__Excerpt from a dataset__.
** start **

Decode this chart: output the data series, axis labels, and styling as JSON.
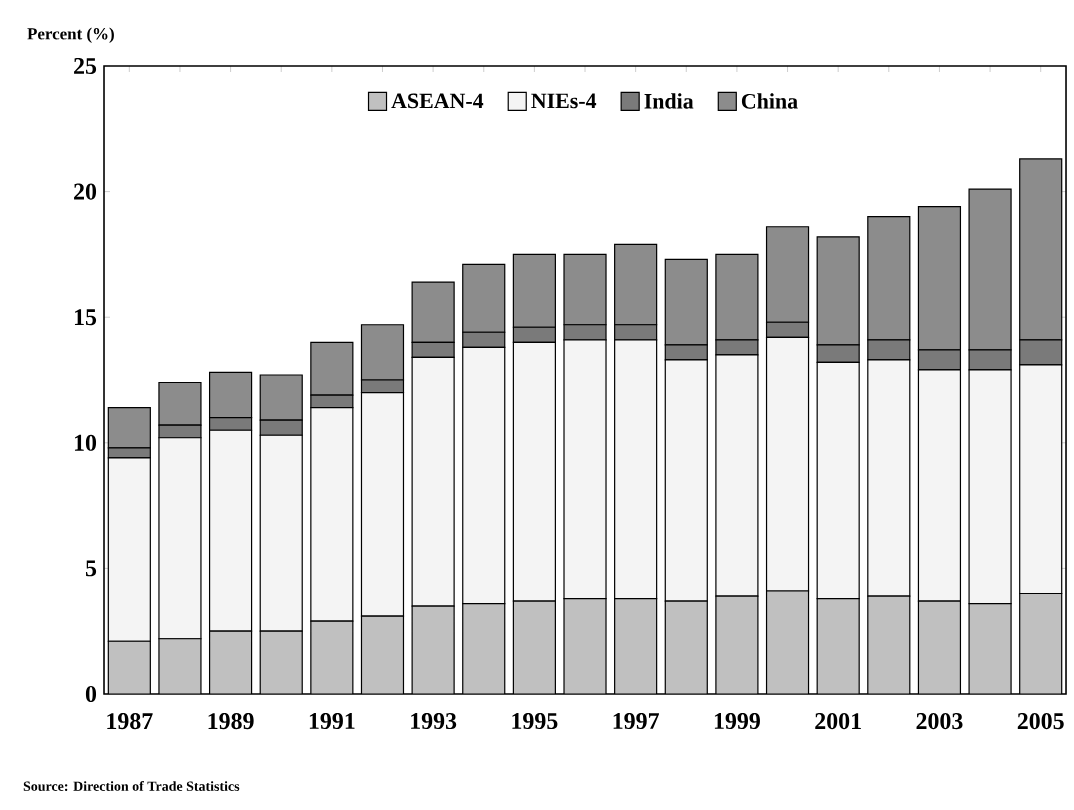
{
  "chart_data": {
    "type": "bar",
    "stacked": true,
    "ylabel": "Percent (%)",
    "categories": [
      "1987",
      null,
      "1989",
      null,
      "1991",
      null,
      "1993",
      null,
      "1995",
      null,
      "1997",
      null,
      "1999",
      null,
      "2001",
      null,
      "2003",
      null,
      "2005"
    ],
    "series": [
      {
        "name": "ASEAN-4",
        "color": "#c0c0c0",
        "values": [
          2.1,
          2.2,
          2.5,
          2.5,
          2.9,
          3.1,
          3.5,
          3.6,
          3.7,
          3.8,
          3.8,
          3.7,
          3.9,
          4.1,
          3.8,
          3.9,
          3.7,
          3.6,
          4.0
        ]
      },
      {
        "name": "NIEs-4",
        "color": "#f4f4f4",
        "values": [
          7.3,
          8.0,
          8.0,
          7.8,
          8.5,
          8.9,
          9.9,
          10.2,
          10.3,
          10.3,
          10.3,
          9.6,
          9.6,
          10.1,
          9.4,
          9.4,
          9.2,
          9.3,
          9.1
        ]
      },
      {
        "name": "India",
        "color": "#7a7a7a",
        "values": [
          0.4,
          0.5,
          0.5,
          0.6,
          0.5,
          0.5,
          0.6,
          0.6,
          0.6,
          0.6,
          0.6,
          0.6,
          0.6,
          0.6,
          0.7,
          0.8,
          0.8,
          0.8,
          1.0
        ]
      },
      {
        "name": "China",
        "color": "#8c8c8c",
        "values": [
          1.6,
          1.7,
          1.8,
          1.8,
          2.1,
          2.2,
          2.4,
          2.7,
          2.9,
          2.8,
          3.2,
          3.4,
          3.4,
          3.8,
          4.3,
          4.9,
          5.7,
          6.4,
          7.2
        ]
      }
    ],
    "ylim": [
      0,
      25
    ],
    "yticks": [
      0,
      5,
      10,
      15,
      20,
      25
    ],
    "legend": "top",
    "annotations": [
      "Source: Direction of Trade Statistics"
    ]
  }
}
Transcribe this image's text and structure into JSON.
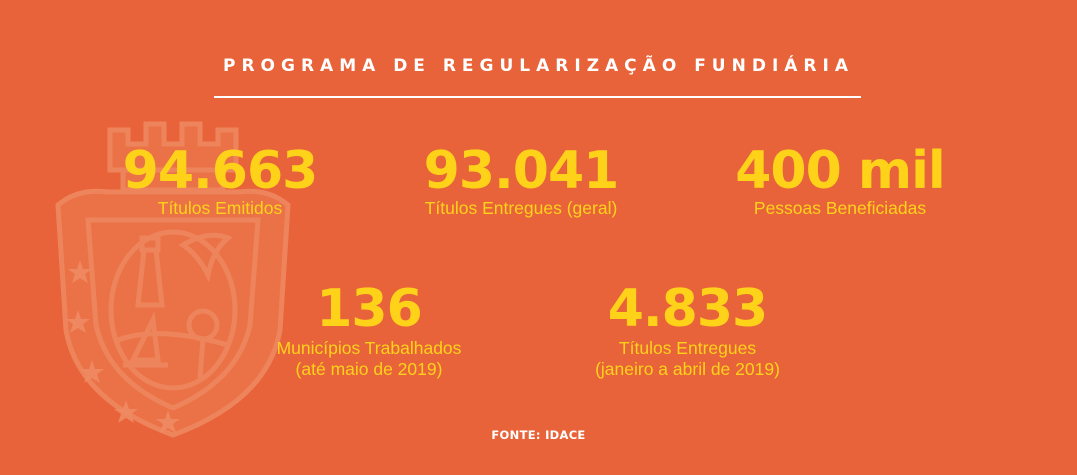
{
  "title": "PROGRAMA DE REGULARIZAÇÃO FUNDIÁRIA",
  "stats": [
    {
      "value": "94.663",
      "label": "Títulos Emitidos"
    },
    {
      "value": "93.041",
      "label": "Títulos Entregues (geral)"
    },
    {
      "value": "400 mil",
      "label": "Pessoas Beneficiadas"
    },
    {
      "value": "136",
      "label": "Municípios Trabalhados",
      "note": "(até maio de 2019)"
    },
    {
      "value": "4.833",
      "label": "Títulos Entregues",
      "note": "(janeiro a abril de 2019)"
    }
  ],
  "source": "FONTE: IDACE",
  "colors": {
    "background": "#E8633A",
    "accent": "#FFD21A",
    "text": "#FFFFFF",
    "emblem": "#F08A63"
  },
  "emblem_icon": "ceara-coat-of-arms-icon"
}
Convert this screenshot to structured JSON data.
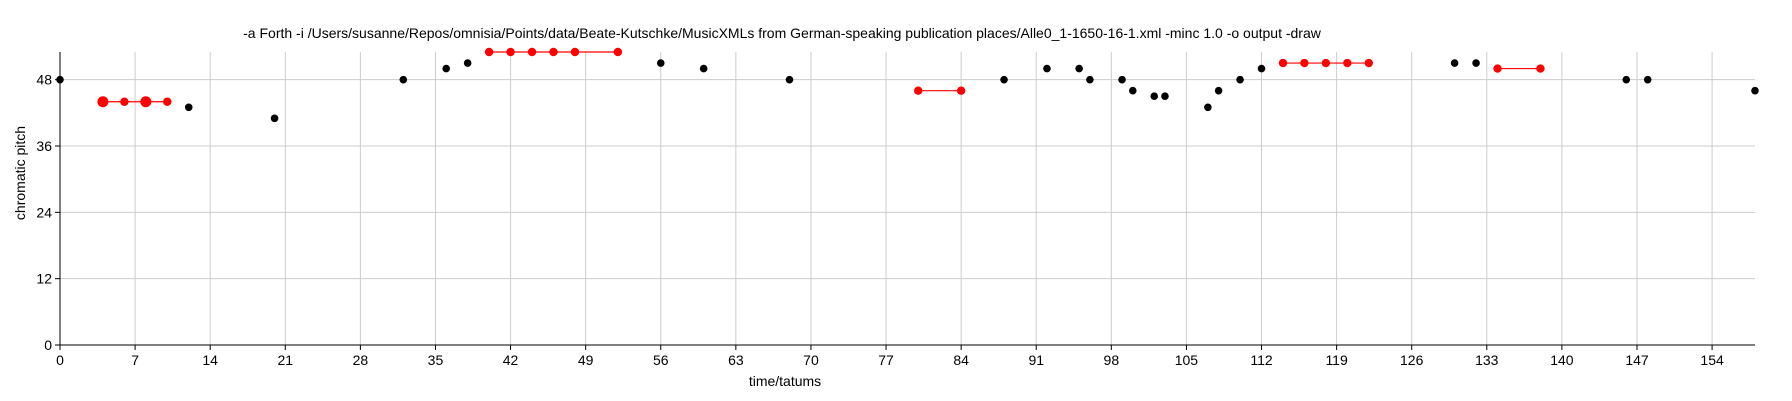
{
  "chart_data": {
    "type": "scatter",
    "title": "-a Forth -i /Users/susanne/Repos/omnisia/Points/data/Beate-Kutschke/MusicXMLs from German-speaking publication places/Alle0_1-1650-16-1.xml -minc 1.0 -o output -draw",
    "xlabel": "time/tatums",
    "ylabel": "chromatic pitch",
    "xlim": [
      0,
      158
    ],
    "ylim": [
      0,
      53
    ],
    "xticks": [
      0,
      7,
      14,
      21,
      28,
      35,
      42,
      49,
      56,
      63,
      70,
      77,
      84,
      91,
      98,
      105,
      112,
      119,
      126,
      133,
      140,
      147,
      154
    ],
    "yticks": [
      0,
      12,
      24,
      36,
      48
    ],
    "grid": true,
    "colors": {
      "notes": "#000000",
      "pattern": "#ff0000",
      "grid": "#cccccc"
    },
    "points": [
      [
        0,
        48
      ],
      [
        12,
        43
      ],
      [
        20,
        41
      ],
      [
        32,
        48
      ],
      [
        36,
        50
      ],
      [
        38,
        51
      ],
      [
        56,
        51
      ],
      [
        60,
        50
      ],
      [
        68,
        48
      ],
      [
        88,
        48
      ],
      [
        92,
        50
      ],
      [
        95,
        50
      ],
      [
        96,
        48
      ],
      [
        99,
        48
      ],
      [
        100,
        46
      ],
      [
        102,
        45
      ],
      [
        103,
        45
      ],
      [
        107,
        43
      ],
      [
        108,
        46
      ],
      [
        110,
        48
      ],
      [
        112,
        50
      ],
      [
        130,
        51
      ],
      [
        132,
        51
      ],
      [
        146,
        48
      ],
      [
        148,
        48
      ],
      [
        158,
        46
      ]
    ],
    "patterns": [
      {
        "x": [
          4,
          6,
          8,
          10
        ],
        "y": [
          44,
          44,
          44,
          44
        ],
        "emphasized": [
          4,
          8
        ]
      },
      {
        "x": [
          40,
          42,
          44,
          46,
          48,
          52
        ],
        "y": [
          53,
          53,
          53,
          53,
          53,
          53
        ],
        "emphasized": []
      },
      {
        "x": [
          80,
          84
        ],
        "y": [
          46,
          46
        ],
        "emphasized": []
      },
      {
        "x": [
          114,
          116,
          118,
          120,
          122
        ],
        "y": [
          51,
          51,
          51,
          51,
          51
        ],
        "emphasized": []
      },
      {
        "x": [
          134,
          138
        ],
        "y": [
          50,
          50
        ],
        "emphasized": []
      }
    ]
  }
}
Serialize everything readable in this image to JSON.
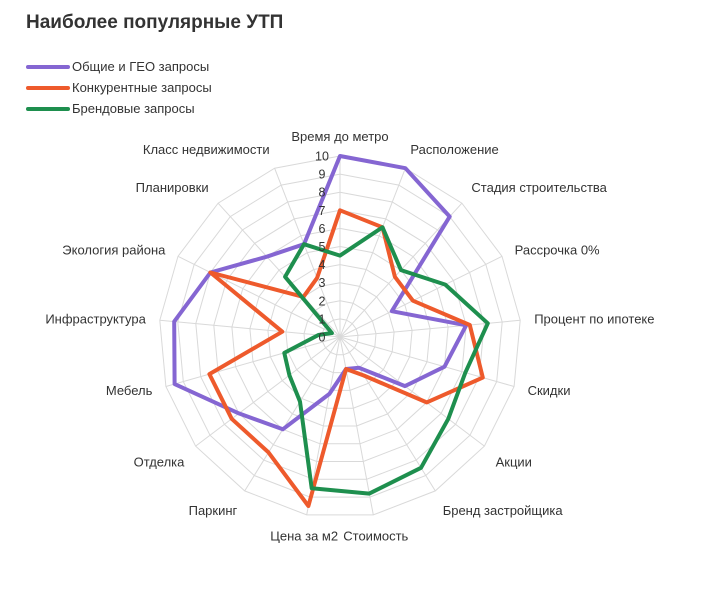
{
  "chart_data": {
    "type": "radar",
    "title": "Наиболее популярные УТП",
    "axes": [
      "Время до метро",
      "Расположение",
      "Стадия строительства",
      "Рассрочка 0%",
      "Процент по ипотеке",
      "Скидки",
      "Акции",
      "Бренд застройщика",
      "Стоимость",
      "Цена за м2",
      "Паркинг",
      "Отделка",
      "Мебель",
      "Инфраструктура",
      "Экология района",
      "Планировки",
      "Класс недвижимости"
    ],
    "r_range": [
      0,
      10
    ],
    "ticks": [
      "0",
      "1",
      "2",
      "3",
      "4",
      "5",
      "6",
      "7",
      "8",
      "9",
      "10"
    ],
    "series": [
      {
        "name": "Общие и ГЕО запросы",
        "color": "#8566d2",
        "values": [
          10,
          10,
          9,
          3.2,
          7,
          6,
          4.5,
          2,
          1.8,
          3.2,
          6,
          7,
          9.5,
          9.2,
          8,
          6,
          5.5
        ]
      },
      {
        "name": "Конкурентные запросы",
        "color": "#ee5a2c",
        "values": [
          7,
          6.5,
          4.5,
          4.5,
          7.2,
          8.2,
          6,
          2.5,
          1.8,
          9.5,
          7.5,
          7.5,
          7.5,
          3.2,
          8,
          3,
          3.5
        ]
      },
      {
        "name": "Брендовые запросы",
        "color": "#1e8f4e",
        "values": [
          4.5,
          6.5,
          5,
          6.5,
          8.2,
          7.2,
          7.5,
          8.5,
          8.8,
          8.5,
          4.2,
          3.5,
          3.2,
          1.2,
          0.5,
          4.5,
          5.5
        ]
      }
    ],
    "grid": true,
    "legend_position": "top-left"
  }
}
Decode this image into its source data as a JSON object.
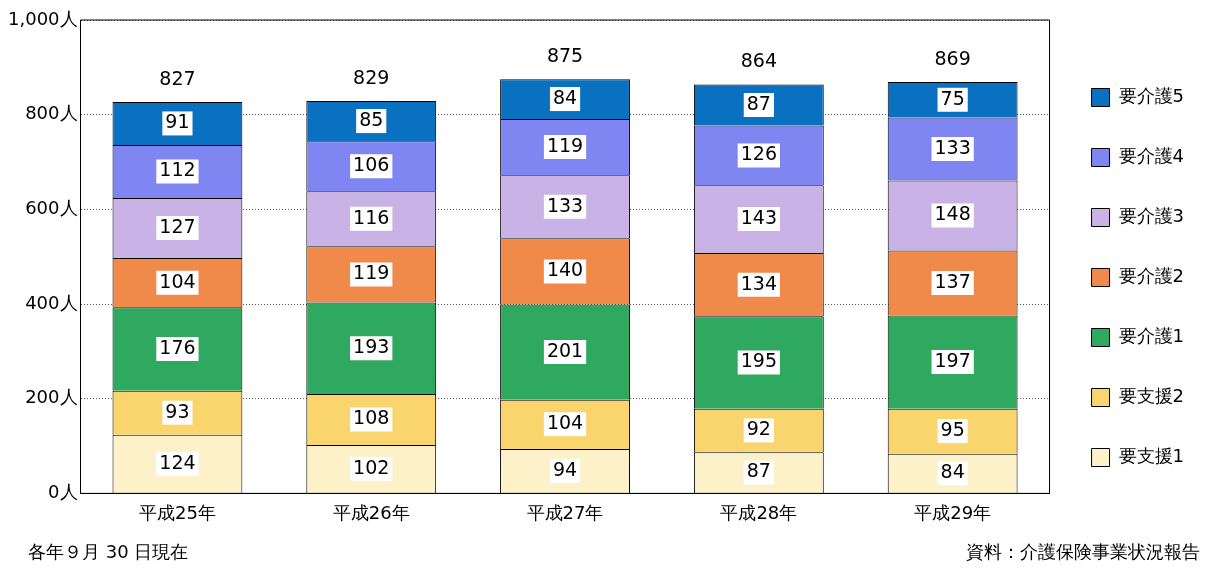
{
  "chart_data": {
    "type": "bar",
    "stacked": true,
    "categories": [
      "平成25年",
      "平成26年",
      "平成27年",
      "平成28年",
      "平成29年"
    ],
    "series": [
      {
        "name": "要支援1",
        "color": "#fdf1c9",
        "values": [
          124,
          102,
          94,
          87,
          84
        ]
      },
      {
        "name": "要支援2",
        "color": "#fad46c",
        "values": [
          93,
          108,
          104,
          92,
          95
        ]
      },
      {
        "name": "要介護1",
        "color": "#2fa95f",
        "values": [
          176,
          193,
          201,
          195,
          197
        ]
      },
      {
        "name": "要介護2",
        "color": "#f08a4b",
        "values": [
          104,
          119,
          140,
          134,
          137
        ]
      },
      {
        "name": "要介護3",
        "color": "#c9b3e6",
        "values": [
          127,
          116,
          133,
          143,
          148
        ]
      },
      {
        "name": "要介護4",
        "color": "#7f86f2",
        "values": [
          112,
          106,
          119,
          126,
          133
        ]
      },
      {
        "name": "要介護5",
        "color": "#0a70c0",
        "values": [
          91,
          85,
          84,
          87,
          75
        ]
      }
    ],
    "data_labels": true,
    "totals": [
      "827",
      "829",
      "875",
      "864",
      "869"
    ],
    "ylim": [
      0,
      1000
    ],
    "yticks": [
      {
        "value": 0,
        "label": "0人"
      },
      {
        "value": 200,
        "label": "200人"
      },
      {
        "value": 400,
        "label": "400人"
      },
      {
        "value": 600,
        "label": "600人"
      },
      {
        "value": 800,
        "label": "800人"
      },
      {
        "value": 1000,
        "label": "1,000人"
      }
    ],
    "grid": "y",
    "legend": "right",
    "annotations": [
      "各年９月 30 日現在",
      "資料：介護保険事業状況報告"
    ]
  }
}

** end **

__INSTRUCTION__.
Say how many lines in this material hold "запросы", and say nothing else.

__FINISHED TASK__.
3